### Written exercise
Transcribe the material below exactly as it appears.

━━━ Entries supplied ━━━

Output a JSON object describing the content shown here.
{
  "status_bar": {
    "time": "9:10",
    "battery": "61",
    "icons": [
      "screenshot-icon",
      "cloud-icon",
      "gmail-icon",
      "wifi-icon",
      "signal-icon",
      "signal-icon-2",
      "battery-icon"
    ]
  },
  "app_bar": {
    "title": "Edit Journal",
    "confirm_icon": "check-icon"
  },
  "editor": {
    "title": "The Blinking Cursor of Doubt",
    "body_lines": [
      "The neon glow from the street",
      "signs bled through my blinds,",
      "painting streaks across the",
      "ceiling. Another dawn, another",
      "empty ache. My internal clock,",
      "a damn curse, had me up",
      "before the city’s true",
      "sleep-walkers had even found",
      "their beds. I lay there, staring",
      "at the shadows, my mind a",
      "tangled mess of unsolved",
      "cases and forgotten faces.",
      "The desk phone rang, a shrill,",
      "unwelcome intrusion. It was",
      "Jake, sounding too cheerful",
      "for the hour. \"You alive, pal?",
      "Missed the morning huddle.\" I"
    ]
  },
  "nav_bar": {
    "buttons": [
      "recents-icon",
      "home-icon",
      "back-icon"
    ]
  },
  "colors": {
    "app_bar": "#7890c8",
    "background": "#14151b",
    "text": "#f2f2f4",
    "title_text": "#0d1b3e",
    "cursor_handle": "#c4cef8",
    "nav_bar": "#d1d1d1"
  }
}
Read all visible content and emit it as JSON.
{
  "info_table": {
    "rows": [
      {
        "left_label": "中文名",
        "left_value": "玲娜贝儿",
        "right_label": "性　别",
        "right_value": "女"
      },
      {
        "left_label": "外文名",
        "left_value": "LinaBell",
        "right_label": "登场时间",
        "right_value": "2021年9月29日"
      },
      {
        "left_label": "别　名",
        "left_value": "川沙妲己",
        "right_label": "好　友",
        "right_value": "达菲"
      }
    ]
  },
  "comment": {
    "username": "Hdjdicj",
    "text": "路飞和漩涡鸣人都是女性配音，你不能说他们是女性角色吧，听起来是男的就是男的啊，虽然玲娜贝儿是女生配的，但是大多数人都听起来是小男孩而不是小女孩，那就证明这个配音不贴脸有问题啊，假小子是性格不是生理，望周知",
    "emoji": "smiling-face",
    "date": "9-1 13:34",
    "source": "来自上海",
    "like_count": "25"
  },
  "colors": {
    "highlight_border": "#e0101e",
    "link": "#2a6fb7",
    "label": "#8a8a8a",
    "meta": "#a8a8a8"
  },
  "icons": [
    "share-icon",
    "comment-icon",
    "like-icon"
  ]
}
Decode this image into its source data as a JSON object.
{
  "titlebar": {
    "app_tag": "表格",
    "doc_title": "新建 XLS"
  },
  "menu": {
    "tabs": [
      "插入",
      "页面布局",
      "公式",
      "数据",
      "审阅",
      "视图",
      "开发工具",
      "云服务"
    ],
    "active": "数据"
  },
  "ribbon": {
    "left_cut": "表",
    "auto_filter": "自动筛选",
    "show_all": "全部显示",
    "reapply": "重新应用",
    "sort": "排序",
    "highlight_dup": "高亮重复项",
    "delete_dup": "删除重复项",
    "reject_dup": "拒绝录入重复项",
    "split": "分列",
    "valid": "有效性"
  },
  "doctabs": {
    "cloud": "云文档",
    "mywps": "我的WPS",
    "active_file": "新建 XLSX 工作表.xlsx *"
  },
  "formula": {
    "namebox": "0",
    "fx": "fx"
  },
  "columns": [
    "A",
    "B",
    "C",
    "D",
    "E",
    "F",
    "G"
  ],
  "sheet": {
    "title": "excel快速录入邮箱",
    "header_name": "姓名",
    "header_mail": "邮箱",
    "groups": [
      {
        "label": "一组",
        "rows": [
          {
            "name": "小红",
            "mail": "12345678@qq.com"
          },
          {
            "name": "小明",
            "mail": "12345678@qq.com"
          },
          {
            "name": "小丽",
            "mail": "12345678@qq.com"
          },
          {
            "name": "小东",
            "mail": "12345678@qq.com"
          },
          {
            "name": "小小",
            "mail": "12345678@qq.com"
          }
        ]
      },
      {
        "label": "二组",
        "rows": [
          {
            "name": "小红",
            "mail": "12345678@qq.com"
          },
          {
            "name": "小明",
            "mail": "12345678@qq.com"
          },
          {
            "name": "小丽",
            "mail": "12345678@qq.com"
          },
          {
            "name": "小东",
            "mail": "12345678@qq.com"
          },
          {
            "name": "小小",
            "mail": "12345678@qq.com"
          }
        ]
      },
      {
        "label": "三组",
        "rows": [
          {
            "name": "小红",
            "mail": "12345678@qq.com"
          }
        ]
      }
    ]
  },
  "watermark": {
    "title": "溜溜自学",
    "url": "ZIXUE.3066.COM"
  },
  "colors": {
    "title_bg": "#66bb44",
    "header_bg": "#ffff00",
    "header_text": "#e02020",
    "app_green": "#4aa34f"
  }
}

━━━

### Result
Output a JSON object describing the content shown here.
{
  "status_bar": {
    "time": "9:10",
    "battery": "61",
    "icons": [
      "screenshot-icon",
      "cloud-icon",
      "gmail-icon",
      "wifi-icon",
      "signal-icon",
      "signal-icon-2",
      "battery-icon"
    ]
  },
  "app_bar": {
    "title": "Edit Journal",
    "confirm_icon": "check-icon"
  },
  "editor": {
    "title": "The Blinking Cursor of Doubt",
    "body_lines": [
      "The neon glow from the street",
      "signs bled through my blinds,",
      "painting streaks across the",
      "ceiling. Another dawn, another",
      "empty ache. My internal clock,",
      "a damn curse, had me up",
      "before the city’s true",
      "sleep-walkers had even found",
      "their beds. I lay there, staring",
      "at the shadows, my mind a",
      "tangled mess of unsolved",
      "cases and forgotten faces.",
      "The desk phone rang, a shrill,",
      "unwelcome intrusion. It was",
      "Jake, sounding too cheerful",
      "for the hour. \"You alive, pal?",
      "Missed the morning huddle.\" I"
    ]
  },
  "nav_bar": {
    "buttons": [
      "recents-icon",
      "home-icon",
      "back-icon"
    ]
  },
  "colors": {
    "app_bar": "#7890c8",
    "background": "#14151b",
    "text": "#f2f2f4",
    "title_text": "#0d1b3e",
    "cursor_handle": "#c4cef8",
    "nav_bar": "#d1d1d1"
  }
}
Read all visible content and emit it as JSON.
{
  "info_table": {
    "rows": [
      {
        "left_label": "中文名",
        "left_value": "玲娜贝儿",
        "right_label": "性　别",
        "right_value": "女"
      },
      {
        "left_label": "外文名",
        "left_value": "LinaBell",
        "right_label": "登场时间",
        "right_value": "2021年9月29日"
      },
      {
        "left_label": "别　名",
        "left_value": "川沙妲己",
        "right_label": "好　友",
        "right_value": "达菲"
      }
    ]
  },
  "comment": {
    "username": "Hdjdicj",
    "text": "路飞和漩涡鸣人都是女性配音，你不能说他们是女性角色吧，听起来是男的就是男的啊，虽然玲娜贝儿是女生配的，但是大多数人都听起来是小男孩而不是小女孩，那就证明这个配音不贴脸有问题啊，假小子是性格不是生理，望周知",
    "emoji": "smiling-face",
    "date": "9-1 13:34",
    "source": "来自上海",
    "like_count": "25"
  },
  "colors": {
    "highlight_border": "#e0101e",
    "link": "#2a6fb7",
    "label": "#8a8a8a",
    "meta": "#a8a8a8"
  },
  "icons": [
    "share-icon",
    "comment-icon",
    "like-icon"
  ]
}
Decode this image into its source data as a JSON object.
{
  "titlebar": {
    "app_tag": "表格",
    "doc_title": "新建 XLS"
  },
  "menu": {
    "tabs": [
      "插入",
      "页面布局",
      "公式",
      "数据",
      "审阅",
      "视图",
      "开发工具",
      "云服务"
    ],
    "active": "数据"
  },
  "ribbon": {
    "left_cut": "表",
    "auto_filter": "自动筛选",
    "show_all": "全部显示",
    "reapply": "重新应用",
    "sort": "排序",
    "highlight_dup": "高亮重复项",
    "delete_dup": "删除重复项",
    "reject_dup": "拒绝录入重复项",
    "split": "分列",
    "valid": "有效性"
  },
  "doctabs": {
    "cloud": "云文档",
    "mywps": "我的WPS",
    "active_file": "新建 XLSX 工作表.xlsx *"
  },
  "formula": {
    "namebox": "0",
    "fx": "fx"
  },
  "columns": [
    "A",
    "B",
    "C",
    "D",
    "E",
    "F",
    "G"
  ],
  "sheet": {
    "title": "excel快速录入邮箱",
    "header_name": "姓名",
    "header_mail": "邮箱",
    "groups": [
      {
        "label": "一组",
        "rows": [
          {
            "name": "小红",
            "mail": "12345678@qq.com"
          },
          {
            "name": "小明",
            "mail": "12345678@qq.com"
          },
          {
            "name": "小丽",
            "mail": "12345678@qq.com"
          },
          {
            "name": "小东",
            "mail": "12345678@qq.com"
          },
          {
            "name": "小小",
            "mail": "12345678@qq.com"
          }
        ]
      },
      {
        "label": "二组",
        "rows": [
          {
            "name": "小红",
            "mail": "12345678@qq.com"
          },
          {
            "name": "小明",
            "mail": "12345678@qq.com"
          },
          {
            "name": "小丽",
            "mail": "12345678@qq.com"
          },
          {
            "name": "小东",
            "mail": "12345678@qq.com"
          },
          {
            "name": "小小",
            "mail": "12345678@qq.com"
          }
        ]
      },
      {
        "label": "三组",
        "rows": [
          {
            "name": "小红",
            "mail": "12345678@qq.com"
          }
        ]
      }
    ]
  },
  "watermark": {
    "title": "溜溜自学",
    "url": "ZIXUE.3066.COM"
  },
  "colors": {
    "title_bg": "#66bb44",
    "header_bg": "#ffff00",
    "header_text": "#e02020",
    "app_green": "#4aa34f"
  }
}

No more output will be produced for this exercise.